> Supplied material
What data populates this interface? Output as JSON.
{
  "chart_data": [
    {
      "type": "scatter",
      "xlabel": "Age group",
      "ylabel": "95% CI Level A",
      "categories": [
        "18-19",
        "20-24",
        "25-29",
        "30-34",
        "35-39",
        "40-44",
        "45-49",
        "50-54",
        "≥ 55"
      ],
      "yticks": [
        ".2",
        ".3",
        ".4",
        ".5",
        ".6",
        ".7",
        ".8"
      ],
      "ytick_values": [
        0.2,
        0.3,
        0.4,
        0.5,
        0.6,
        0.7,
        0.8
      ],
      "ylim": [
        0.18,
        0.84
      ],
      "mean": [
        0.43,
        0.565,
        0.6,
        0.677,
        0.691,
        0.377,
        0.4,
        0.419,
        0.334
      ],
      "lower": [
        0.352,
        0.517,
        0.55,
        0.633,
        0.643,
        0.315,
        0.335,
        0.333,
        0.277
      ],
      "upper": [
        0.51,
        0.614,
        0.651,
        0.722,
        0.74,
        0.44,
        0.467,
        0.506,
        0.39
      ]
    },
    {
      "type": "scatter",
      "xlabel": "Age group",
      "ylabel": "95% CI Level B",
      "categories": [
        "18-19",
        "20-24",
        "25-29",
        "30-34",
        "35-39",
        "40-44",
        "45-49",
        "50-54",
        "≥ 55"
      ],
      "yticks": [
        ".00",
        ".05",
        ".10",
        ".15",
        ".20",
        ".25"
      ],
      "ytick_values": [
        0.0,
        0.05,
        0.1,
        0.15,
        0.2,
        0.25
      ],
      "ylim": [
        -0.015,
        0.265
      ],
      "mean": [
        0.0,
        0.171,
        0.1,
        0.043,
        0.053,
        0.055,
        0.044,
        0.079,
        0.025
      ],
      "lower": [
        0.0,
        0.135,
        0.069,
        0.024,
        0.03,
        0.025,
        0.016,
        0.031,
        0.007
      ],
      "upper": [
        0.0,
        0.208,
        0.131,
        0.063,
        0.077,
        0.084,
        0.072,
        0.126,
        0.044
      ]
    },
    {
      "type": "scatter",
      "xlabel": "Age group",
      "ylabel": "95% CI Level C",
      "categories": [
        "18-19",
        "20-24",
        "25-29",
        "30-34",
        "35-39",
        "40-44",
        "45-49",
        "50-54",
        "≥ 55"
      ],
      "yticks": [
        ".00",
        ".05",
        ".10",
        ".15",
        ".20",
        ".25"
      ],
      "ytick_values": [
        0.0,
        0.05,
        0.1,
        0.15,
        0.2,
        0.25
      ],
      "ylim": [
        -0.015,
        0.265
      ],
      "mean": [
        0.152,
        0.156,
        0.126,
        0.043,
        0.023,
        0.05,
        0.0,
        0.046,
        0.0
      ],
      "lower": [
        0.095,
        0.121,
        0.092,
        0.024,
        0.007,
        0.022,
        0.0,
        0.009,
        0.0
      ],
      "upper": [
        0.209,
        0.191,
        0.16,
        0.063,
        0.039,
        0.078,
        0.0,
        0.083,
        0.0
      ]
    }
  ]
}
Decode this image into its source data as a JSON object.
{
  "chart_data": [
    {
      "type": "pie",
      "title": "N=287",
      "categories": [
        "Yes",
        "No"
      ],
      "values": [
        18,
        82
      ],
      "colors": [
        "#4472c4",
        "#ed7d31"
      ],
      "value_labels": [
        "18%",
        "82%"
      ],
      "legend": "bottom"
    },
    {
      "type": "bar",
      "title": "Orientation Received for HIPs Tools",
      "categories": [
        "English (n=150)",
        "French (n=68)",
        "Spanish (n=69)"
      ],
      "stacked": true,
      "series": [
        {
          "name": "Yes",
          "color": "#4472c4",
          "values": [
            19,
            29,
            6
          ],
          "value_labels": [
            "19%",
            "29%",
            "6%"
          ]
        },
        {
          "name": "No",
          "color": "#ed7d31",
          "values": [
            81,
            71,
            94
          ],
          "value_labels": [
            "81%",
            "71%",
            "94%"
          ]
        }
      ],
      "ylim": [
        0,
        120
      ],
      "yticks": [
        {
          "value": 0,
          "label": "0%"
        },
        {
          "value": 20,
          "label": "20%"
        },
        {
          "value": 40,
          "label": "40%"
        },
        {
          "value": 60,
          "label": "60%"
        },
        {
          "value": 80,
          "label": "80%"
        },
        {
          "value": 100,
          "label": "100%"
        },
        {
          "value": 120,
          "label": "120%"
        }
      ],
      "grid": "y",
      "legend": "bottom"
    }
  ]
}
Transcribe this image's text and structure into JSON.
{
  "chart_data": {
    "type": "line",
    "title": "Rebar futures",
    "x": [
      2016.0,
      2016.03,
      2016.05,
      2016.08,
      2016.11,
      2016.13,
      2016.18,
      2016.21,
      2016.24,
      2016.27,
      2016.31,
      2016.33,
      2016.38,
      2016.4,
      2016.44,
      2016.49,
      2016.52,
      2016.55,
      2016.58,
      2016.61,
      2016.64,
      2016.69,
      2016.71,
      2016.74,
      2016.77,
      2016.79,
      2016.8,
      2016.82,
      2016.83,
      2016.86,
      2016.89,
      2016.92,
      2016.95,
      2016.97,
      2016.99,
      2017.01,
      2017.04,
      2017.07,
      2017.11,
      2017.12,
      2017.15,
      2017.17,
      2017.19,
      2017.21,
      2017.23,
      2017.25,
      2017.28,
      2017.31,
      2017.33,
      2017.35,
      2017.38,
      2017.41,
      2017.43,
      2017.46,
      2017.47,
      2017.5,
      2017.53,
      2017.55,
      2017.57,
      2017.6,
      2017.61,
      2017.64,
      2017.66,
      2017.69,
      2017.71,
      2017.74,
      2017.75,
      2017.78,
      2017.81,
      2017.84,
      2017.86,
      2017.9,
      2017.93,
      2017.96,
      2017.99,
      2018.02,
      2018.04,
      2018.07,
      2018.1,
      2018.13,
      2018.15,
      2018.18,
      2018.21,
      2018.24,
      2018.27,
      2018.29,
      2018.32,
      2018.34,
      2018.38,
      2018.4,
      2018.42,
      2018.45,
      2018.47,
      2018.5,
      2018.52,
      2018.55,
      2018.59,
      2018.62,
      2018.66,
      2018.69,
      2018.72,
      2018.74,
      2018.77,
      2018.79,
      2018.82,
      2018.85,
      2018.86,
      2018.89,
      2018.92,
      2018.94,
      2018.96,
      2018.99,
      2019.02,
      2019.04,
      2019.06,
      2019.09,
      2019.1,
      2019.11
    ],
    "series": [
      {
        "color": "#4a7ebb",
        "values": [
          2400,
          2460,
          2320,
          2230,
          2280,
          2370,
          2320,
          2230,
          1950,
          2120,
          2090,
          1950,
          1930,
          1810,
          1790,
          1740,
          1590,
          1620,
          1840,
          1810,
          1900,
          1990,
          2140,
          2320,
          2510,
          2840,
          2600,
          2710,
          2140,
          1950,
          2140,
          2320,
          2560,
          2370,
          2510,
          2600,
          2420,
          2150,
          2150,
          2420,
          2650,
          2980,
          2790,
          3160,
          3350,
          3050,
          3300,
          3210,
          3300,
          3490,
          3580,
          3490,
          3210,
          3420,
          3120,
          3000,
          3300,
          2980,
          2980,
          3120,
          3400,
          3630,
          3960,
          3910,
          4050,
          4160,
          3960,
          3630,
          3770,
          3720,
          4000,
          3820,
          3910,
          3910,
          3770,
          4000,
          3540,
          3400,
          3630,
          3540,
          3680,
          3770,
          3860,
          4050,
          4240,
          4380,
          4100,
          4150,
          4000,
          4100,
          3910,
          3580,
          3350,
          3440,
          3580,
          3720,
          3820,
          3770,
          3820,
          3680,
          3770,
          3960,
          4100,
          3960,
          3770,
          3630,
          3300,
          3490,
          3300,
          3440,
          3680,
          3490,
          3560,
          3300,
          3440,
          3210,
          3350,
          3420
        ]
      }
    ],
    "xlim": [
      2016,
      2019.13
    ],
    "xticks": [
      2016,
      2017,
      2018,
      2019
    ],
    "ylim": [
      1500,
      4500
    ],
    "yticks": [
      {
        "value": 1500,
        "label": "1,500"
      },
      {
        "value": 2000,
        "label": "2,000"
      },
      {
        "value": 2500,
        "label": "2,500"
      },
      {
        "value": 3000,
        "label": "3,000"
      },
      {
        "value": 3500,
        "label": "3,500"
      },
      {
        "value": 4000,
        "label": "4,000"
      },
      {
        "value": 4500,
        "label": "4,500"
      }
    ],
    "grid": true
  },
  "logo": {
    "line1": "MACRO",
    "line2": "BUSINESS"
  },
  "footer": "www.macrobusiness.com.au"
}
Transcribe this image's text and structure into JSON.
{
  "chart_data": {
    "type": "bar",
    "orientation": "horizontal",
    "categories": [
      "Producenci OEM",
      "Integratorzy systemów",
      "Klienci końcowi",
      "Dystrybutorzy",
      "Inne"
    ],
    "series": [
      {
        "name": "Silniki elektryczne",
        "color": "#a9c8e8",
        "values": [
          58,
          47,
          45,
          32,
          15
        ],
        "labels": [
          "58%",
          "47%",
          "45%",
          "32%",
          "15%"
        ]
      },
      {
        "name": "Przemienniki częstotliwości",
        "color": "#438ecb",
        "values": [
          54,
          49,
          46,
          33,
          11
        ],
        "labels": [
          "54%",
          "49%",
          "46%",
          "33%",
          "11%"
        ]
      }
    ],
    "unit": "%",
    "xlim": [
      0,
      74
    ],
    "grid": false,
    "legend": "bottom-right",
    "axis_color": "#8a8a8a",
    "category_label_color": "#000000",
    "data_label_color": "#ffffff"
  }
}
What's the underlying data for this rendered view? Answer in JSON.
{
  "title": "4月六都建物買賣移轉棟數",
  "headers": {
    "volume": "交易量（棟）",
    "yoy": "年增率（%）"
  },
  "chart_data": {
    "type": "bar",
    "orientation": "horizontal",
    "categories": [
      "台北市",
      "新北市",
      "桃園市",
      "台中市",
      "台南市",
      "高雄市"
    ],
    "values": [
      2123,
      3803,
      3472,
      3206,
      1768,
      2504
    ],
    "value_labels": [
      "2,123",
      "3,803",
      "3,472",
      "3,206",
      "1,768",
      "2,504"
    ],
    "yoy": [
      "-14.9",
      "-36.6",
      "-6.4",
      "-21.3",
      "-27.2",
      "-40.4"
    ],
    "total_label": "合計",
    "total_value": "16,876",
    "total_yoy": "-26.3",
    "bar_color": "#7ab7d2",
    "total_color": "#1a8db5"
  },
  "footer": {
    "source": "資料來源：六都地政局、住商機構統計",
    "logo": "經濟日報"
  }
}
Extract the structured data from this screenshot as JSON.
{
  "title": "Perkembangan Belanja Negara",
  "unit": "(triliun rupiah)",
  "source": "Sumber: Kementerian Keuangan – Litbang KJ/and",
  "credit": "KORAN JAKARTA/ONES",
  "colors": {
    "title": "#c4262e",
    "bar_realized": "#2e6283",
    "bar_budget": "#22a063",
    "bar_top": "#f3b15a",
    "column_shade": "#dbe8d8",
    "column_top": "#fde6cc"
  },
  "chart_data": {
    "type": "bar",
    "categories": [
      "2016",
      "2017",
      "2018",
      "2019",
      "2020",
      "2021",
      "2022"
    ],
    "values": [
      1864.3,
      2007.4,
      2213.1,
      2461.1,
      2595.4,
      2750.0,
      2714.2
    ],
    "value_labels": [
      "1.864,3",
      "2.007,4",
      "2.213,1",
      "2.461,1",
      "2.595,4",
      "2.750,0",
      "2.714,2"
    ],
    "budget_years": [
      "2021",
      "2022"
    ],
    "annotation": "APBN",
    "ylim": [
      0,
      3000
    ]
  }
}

> Task requirements
Locate each line containing the string "ylabel" and show it.

> The output
      "ylabel": "95% CI Level A",
      "ylabel": "95% CI Level B",
      "ylabel": "95% CI Level C",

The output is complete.